DESCRIPTION OF THE TASK:
Take the material below and write it all out again exactly.

Data records
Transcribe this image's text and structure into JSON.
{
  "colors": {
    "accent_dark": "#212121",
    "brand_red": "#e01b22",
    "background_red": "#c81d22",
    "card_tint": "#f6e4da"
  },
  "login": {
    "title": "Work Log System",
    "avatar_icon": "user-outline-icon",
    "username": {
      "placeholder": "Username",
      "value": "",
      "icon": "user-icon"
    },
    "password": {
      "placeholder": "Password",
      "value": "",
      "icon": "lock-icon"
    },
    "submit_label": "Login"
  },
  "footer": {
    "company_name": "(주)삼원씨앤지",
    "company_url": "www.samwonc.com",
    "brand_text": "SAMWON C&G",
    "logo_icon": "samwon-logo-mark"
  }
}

OUTPUT FOR THIS TASK:
Transcribe this image's text and structure into JSON.
{
  "colors": {
    "accent_dark": "#212121",
    "brand_red": "#e01b22",
    "background_red": "#c81d22",
    "card_tint": "#f6e4da"
  },
  "login": {
    "title": "Work Log System",
    "avatar_icon": "user-outline-icon",
    "username": {
      "placeholder": "Username",
      "value": "",
      "icon": "user-icon"
    },
    "password": {
      "placeholder": "Password",
      "value": "",
      "icon": "lock-icon"
    },
    "submit_label": "Login"
  },
  "footer": {
    "company_name": "(주)삼원씨앤지",
    "company_url": "www.samwonc.com",
    "brand_text": "SAMWON C&G",
    "logo_icon": "samwon-logo-mark"
  }
}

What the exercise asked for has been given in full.